GIVEN PROBLEM: Would you return the complete listing below word for word?

DATA PROVIDED:
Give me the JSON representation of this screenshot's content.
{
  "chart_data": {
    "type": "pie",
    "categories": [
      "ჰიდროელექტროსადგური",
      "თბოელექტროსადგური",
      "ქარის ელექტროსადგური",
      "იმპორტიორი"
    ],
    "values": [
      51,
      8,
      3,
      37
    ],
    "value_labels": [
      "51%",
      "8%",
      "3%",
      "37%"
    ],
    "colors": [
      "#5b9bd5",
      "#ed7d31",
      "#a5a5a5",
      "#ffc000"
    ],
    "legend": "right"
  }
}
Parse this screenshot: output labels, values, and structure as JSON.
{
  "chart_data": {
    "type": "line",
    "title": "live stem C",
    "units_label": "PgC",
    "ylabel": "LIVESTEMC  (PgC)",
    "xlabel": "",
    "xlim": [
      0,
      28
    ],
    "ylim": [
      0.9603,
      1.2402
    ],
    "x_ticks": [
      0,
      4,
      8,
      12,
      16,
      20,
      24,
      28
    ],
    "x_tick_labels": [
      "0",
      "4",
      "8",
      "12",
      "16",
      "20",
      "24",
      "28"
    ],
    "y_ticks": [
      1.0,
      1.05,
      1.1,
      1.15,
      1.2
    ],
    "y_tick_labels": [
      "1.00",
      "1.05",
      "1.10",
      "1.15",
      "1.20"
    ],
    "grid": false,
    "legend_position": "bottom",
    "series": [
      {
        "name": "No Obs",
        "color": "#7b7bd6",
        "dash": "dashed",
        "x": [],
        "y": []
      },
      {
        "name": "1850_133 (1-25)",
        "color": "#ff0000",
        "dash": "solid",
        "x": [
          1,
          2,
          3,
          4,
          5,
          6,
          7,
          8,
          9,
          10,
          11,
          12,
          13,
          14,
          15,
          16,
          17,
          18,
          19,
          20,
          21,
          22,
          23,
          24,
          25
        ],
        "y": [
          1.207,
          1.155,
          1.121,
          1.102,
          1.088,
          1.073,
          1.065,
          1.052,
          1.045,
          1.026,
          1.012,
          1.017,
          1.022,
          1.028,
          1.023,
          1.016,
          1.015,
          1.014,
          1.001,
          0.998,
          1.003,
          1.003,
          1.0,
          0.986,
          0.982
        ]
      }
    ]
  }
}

EXERCISE SOLUTION:
Give me the JSON representation of this screenshot's content.
{
  "chart_data": {
    "type": "pie",
    "categories": [
      "ჰიდროელექტროსადგური",
      "თბოელექტროსადგური",
      "ქარის ელექტროსადგური",
      "იმპორტიორი"
    ],
    "values": [
      51,
      8,
      3,
      37
    ],
    "value_labels": [
      "51%",
      "8%",
      "3%",
      "37%"
    ],
    "colors": [
      "#5b9bd5",
      "#ed7d31",
      "#a5a5a5",
      "#ffc000"
    ],
    "legend": "right"
  }
}
Parse this screenshot: output labels, values, and structure as JSON.
{
  "chart_data": {
    "type": "line",
    "title": "live stem C",
    "units_label": "PgC",
    "ylabel": "LIVESTEMC  (PgC)",
    "xlabel": "",
    "xlim": [
      0,
      28
    ],
    "ylim": [
      0.9603,
      1.2402
    ],
    "x_ticks": [
      0,
      4,
      8,
      12,
      16,
      20,
      24,
      28
    ],
    "x_tick_labels": [
      "0",
      "4",
      "8",
      "12",
      "16",
      "20",
      "24",
      "28"
    ],
    "y_ticks": [
      1.0,
      1.05,
      1.1,
      1.15,
      1.2
    ],
    "y_tick_labels": [
      "1.00",
      "1.05",
      "1.10",
      "1.15",
      "1.20"
    ],
    "grid": false,
    "legend_position": "bottom",
    "series": [
      {
        "name": "No Obs",
        "color": "#7b7bd6",
        "dash": "dashed",
        "x": [],
        "y": []
      },
      {
        "name": "1850_133 (1-25)",
        "color": "#ff0000",
        "dash": "solid",
        "x": [
          1,
          2,
          3,
          4,
          5,
          6,
          7,
          8,
          9,
          10,
          11,
          12,
          13,
          14,
          15,
          16,
          17,
          18,
          19,
          20,
          21,
          22,
          23,
          24,
          25
        ],
        "y": [
          1.207,
          1.155,
          1.121,
          1.102,
          1.088,
          1.073,
          1.065,
          1.052,
          1.045,
          1.026,
          1.012,
          1.017,
          1.022,
          1.028,
          1.023,
          1.016,
          1.015,
          1.014,
          1.001,
          0.998,
          1.003,
          1.003,
          1.0,
          0.986,
          0.982
        ]
      }
    ]
  }
}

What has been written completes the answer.